» EXERCISE OBJECTIVE:
Reproduce the listing exactly and skip over any pictures.
-------- RECORDS PROVIDED
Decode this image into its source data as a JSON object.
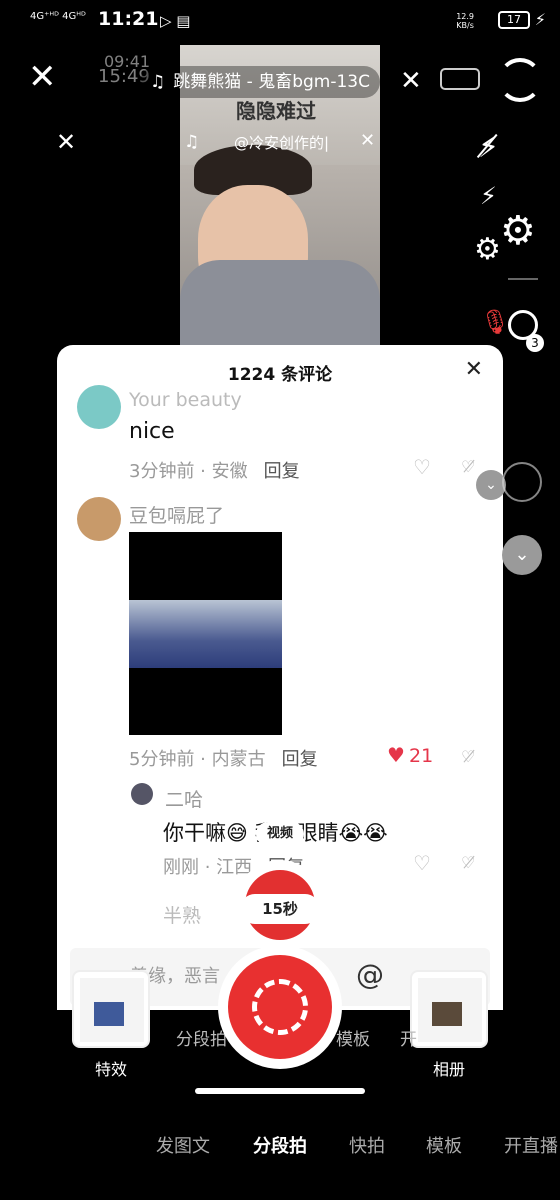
{
  "status_bar": {
    "network": "4G⁺ᴴᴰ 4Gᴴᴰ",
    "time": "11:21",
    "speed": "12.9\nKB/s",
    "battery": "17"
  },
  "top": {
    "music_title": "跳舞熊猫 - 鬼畜bgm-13C",
    "pip_music_title": "@冷安创作的|",
    "camera_sign_text": "隐隐难过",
    "pip_time_a": "09:41",
    "pip_time_b": "15:49"
  },
  "comments_panel": {
    "title": "1224 条评论",
    "comments": [
      {
        "user": "Your beauty",
        "text": "nice",
        "time_loc": "3分钟前 · 安徽",
        "reply": "回复",
        "likes": ""
      },
      {
        "user": "豆包嗝屁了",
        "text": "",
        "time_loc": "5分钟前 · 内蒙古",
        "reply": "回复",
        "likes": "21"
      },
      {
        "user": "二哈",
        "text": "你干嘛😅 我的眼睛😭😭",
        "time_loc": "刚刚 · 江西",
        "reply": "回复",
        "likes": ""
      },
      {
        "user": "半熟",
        "text": "",
        "time_loc": "",
        "reply": "",
        "likes": ""
      }
    ],
    "input_placeholder": "善缘，恶言"
  },
  "recorder": {
    "video_pill": "视频",
    "duration_pill": "15秒",
    "effects_label": "特效",
    "album_label": "相册",
    "ghost_tabs": [
      "分段拍",
      "模板",
      "开"
    ]
  },
  "bottom_tabs": [
    {
      "label": "发图文",
      "active": false
    },
    {
      "label": "分段拍",
      "active": true
    },
    {
      "label": "快拍",
      "active": false
    },
    {
      "label": "模板",
      "active": false
    },
    {
      "label": "开直播",
      "active": false
    }
  ],
  "colors": {
    "record_red": "#e83030",
    "like_red": "#e5364a"
  }
}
----------------
» SOLUTION:
Decode this image into its source data as a JSON object.
{
  "status_bar": {
    "network": "4G⁺ᴴᴰ 4Gᴴᴰ",
    "time": "11:21",
    "speed": "12.9\nKB/s",
    "battery": "17"
  },
  "top": {
    "music_title": "跳舞熊猫 - 鬼畜bgm-13C",
    "pip_music_title": "@冷安创作的|",
    "camera_sign_text": "隐隐难过",
    "pip_time_a": "09:41",
    "pip_time_b": "15:49"
  },
  "comments_panel": {
    "title": "1224 条评论",
    "comments": [
      {
        "user": "Your beauty",
        "text": "nice",
        "time_loc": "3分钟前 · 安徽",
        "reply": "回复",
        "likes": ""
      },
      {
        "user": "豆包嗝屁了",
        "text": "",
        "time_loc": "5分钟前 · 内蒙古",
        "reply": "回复",
        "likes": "21"
      },
      {
        "user": "二哈",
        "text": "你干嘛😅 我的眼睛😭😭",
        "time_loc": "刚刚 · 江西",
        "reply": "回复",
        "likes": ""
      },
      {
        "user": "半熟",
        "text": "",
        "time_loc": "",
        "reply": "",
        "likes": ""
      }
    ],
    "input_placeholder": "善缘，恶言"
  },
  "recorder": {
    "video_pill": "视频",
    "duration_pill": "15秒",
    "effects_label": "特效",
    "album_label": "相册",
    "ghost_tabs": [
      "分段拍",
      "模板",
      "开"
    ]
  },
  "bottom_tabs": [
    {
      "label": "发图文",
      "active": false
    },
    {
      "label": "分段拍",
      "active": true
    },
    {
      "label": "快拍",
      "active": false
    },
    {
      "label": "模板",
      "active": false
    },
    {
      "label": "开直播",
      "active": false
    }
  ],
  "colors": {
    "record_red": "#e83030",
    "like_red": "#e5364a"
  }
}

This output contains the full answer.